INFORMATION GIVEN.

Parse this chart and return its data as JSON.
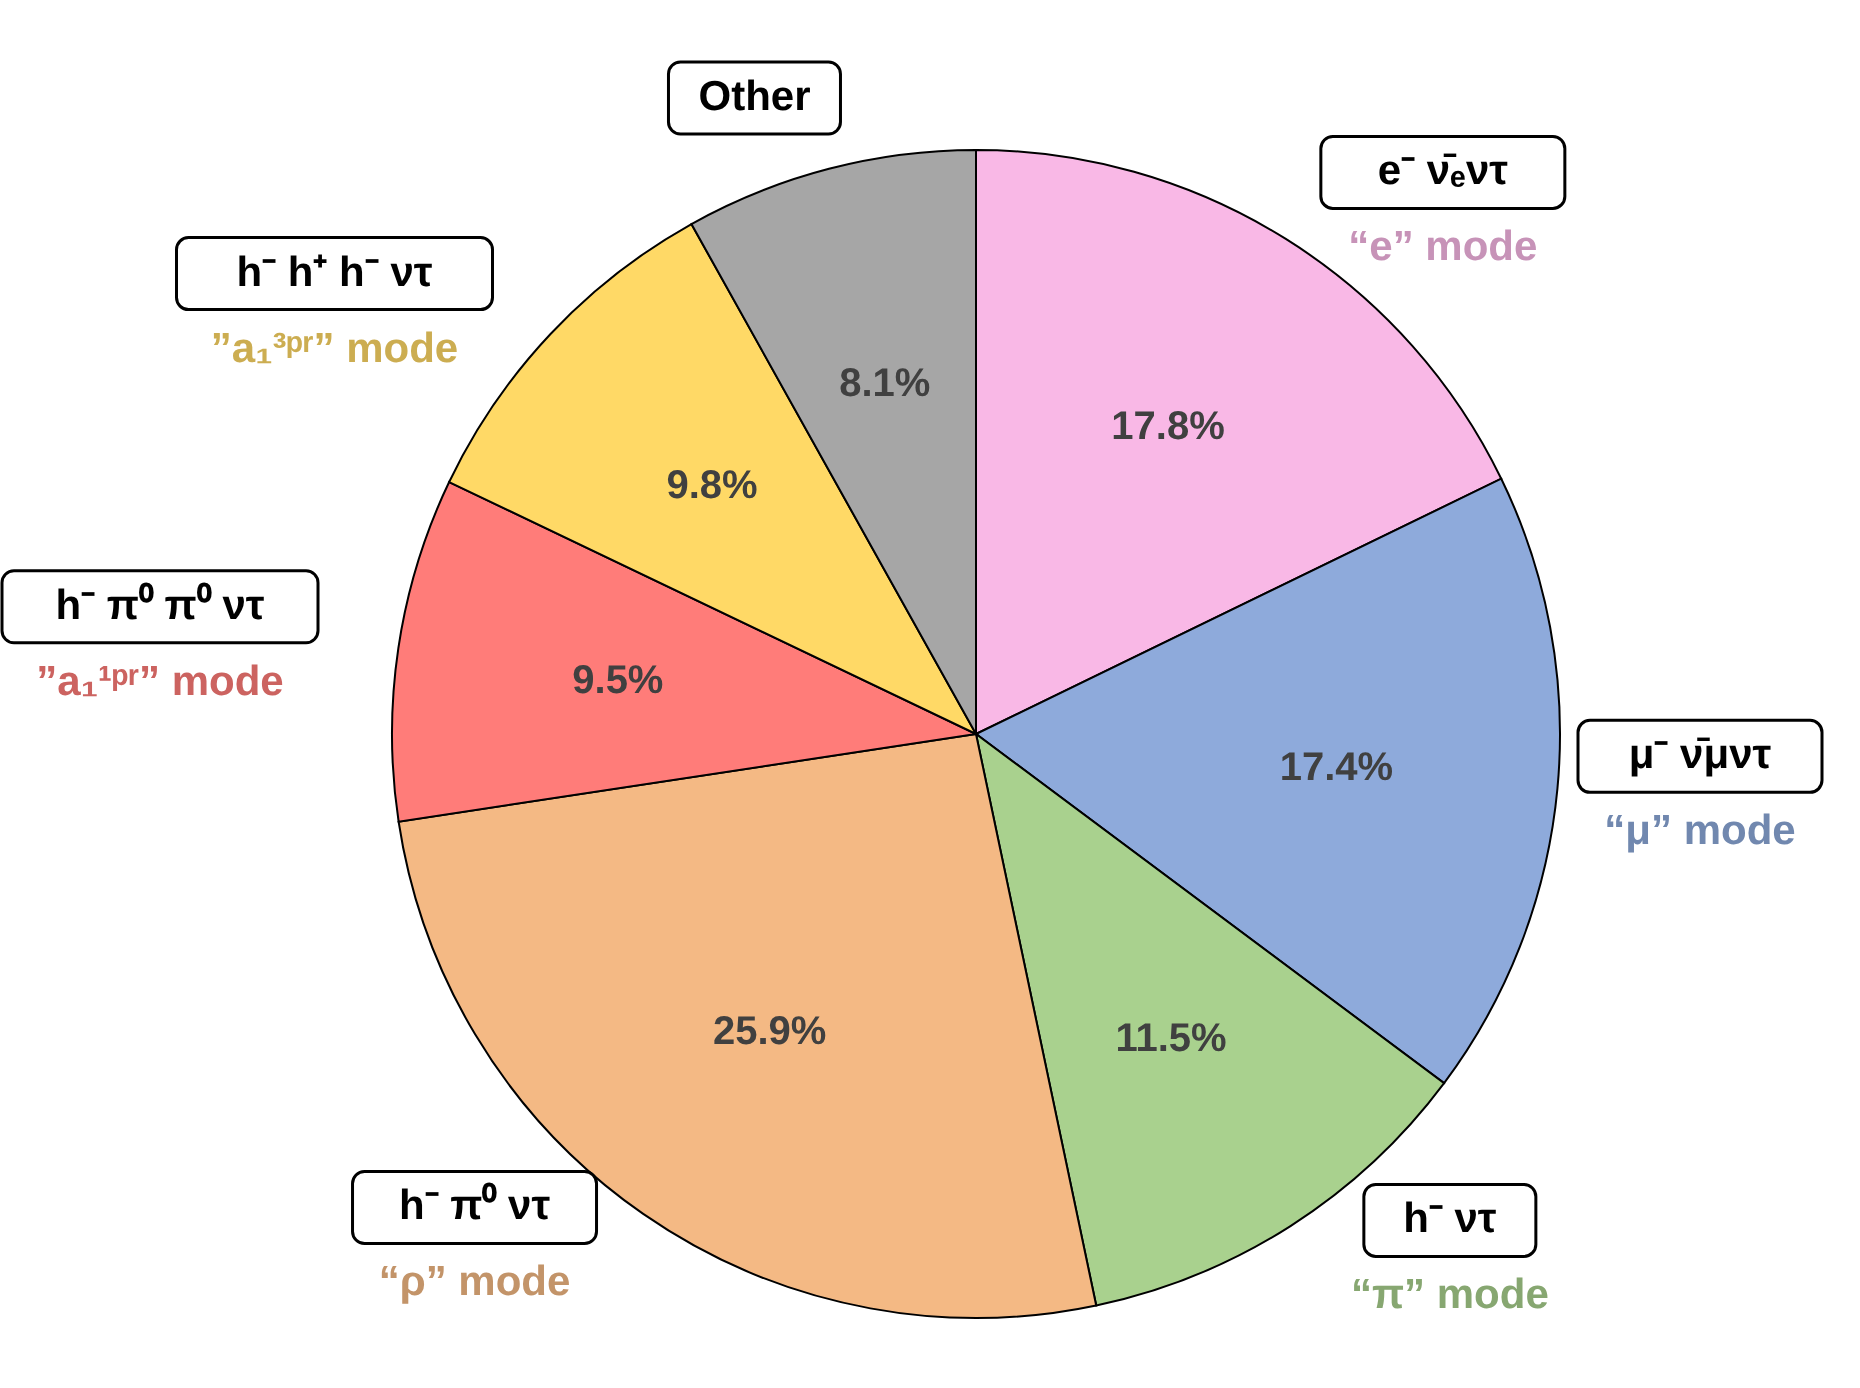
{
  "chart_data": {
    "type": "pie",
    "categories": [
      "e⁻ ν̄ₑντ",
      "μ⁻ ν̄μντ",
      "h⁻ ντ",
      "h⁻ π⁰ ντ",
      "h⁻ π⁰ π⁰ ντ",
      "h⁻ h⁺ h⁻ ντ",
      "Other"
    ],
    "values": [
      17.8,
      17.4,
      11.5,
      25.9,
      9.5,
      9.8,
      8.1
    ],
    "value_labels": [
      "17.8%",
      "17.4%",
      "11.5%",
      "25.9%",
      "9.5%",
      "9.8%",
      "8.1%"
    ],
    "colors": [
      "#f9b8e6",
      "#8eaadb",
      "#a9d18e",
      "#f4b984",
      "#ff7c79",
      "#ffd966",
      "#a6a6a6"
    ],
    "annotations": [
      "“e” mode",
      "“μ” mode",
      "“π” mode",
      "“ρ” mode",
      "”a₁¹ᵖʳ” mode",
      "”a₁³ᵖʳ” mode"
    ]
  }
}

WORK REQUIRED.
Your copy should match the records word for word, with the pictures removed.

OUTPUT BELOW.
Parse this chart and return its data as JSON.
{
  "chart_data": {
    "type": "pie",
    "categories": [
      "e⁻ ν̄ₑντ",
      "μ⁻ ν̄μντ",
      "h⁻ ντ",
      "h⁻ π⁰ ντ",
      "h⁻ π⁰ π⁰ ντ",
      "h⁻ h⁺ h⁻ ντ",
      "Other"
    ],
    "values": [
      17.8,
      17.4,
      11.5,
      25.9,
      9.5,
      9.8,
      8.1
    ],
    "value_labels": [
      "17.8%",
      "17.4%",
      "11.5%",
      "25.9%",
      "9.5%",
      "9.8%",
      "8.1%"
    ],
    "colors": [
      "#f9b8e6",
      "#8eaadb",
      "#a9d18e",
      "#f4b984",
      "#ff7c79",
      "#ffd966",
      "#a6a6a6"
    ],
    "annotations": [
      "“e” mode",
      "“μ” mode",
      "“π” mode",
      "“ρ” mode",
      "”a₁¹ᵖʳ” mode",
      "”a₁³ᵖʳ” mode"
    ]
  }
}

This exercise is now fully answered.